**SET TASK**:
Transcribe all of the material exactly.

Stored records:
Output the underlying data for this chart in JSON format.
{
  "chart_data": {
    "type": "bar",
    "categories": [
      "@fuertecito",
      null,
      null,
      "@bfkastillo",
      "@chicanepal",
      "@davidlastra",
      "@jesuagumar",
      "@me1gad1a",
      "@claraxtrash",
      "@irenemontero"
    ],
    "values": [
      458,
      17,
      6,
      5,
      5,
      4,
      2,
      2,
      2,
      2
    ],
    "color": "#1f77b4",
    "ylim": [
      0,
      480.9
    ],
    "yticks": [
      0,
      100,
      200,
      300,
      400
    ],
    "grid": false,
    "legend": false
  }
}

**COMPLETE ANSWER**:
Output the underlying data for this chart in JSON format.
{
  "chart_data": {
    "type": "bar",
    "categories": [
      "@fuertecito",
      null,
      null,
      "@bfkastillo",
      "@chicanepal",
      "@davidlastra",
      "@jesuagumar",
      "@me1gad1a",
      "@claraxtrash",
      "@irenemontero"
    ],
    "values": [
      458,
      17,
      6,
      5,
      5,
      4,
      2,
      2,
      2,
      2
    ],
    "color": "#1f77b4",
    "ylim": [
      0,
      480.9
    ],
    "yticks": [
      0,
      100,
      200,
      300,
      400
    ],
    "grid": false,
    "legend": false
  }
}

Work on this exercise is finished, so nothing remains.